▶ TASK STATEMENT: Below are records; count the lines that contain "JSON" and give only the total.

▶ DATA ROWS:
--- start ---

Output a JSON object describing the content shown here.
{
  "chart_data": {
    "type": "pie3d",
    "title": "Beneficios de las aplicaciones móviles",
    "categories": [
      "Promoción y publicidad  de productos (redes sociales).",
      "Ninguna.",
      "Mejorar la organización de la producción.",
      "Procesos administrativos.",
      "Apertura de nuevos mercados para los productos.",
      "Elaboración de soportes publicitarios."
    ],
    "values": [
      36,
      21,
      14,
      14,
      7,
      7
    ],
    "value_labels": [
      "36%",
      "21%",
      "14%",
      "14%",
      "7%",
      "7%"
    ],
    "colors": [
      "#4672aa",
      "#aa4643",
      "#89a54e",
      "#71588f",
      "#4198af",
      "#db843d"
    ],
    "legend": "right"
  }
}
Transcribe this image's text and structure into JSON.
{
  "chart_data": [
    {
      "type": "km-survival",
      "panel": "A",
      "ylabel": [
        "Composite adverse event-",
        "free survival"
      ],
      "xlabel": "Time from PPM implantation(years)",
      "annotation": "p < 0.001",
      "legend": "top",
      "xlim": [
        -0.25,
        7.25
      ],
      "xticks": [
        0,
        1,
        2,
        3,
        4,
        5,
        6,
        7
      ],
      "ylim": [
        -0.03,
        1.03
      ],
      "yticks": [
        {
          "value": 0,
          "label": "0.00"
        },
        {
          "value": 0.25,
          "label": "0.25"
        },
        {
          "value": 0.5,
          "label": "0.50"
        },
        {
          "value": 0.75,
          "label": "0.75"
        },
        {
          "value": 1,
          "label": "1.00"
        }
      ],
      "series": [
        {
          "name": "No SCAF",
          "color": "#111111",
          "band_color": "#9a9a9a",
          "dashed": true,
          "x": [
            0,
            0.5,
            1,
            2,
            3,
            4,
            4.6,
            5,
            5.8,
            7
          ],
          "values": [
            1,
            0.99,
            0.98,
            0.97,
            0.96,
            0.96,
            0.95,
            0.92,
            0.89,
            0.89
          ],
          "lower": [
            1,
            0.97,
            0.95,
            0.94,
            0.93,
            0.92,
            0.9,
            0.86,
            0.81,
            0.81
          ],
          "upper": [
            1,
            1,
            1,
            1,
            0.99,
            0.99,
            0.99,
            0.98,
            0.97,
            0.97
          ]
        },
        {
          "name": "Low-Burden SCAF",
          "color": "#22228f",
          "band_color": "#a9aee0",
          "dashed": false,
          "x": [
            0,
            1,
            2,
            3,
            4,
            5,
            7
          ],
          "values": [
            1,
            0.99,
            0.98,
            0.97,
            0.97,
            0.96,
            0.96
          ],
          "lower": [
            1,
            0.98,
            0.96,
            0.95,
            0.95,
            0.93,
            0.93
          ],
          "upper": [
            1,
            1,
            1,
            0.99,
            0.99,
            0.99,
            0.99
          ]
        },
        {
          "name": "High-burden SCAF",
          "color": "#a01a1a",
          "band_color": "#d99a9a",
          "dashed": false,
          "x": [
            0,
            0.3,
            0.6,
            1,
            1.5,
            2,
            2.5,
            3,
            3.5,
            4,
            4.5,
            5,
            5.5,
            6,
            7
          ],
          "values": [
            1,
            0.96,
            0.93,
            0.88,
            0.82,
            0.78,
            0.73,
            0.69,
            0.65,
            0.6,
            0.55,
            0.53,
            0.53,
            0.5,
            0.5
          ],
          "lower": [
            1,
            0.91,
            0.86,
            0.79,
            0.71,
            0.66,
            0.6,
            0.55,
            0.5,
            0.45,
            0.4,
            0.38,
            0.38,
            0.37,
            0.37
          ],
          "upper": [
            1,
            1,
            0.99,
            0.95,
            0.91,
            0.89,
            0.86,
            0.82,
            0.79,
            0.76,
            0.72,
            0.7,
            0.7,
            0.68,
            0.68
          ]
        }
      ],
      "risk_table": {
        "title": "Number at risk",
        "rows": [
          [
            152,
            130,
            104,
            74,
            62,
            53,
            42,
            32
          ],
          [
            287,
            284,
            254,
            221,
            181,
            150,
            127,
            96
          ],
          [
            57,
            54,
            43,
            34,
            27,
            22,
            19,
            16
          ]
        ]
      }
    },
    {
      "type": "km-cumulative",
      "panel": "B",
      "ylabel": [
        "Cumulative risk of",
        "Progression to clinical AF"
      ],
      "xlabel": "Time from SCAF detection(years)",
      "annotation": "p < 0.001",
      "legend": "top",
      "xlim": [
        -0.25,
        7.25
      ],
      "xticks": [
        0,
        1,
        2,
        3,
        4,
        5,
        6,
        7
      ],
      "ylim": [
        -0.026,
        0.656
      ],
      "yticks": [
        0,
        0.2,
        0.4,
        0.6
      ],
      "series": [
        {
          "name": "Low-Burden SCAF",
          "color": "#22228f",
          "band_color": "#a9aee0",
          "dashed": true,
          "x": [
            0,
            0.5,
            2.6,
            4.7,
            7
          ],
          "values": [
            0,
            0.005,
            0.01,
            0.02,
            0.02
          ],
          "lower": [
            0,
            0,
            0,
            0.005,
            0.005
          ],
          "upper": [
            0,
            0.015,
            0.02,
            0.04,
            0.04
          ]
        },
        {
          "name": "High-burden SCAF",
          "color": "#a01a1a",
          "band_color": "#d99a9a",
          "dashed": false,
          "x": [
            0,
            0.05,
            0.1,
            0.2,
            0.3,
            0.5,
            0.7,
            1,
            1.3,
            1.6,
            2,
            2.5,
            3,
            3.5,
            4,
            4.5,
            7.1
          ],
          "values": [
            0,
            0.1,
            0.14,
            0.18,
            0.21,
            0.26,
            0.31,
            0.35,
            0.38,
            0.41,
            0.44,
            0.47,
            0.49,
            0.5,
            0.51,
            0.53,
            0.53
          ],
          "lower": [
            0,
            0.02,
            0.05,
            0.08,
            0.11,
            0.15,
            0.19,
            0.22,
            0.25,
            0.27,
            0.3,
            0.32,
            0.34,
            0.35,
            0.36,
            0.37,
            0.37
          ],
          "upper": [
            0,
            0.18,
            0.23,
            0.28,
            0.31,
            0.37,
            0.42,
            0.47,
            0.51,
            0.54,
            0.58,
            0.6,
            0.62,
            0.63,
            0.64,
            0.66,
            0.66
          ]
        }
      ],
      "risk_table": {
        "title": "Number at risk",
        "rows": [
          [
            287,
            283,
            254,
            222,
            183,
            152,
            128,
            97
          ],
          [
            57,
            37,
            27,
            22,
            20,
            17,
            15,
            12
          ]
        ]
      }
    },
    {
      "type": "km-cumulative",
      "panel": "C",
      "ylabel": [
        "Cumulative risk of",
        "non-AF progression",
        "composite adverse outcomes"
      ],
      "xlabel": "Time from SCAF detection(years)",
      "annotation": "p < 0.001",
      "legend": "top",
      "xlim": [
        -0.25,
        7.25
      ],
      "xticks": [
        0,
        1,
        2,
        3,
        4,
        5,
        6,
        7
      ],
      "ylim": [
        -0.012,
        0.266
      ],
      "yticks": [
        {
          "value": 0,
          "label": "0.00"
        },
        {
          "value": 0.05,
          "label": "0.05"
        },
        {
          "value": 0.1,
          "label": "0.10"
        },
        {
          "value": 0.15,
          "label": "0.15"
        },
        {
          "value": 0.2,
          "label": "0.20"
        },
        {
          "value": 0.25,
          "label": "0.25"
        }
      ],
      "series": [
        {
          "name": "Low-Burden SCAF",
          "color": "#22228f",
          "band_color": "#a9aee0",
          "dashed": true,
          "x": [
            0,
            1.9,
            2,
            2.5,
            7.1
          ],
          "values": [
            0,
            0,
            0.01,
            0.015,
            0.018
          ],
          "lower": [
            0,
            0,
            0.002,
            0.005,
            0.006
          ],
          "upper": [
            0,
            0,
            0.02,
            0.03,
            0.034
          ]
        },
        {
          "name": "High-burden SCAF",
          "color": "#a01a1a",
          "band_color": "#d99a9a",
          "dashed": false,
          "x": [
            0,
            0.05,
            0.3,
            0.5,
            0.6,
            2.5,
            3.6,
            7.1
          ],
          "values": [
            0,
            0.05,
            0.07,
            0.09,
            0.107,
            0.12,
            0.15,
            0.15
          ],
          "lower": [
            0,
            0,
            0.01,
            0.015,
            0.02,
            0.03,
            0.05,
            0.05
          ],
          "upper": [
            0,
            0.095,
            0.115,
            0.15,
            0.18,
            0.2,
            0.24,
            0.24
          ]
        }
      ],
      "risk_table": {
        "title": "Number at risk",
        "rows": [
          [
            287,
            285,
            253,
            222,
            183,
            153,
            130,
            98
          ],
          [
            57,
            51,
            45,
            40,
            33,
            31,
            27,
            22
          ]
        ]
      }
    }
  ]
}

--- end ---

▶ RESPONSE TO THIS TASK: 2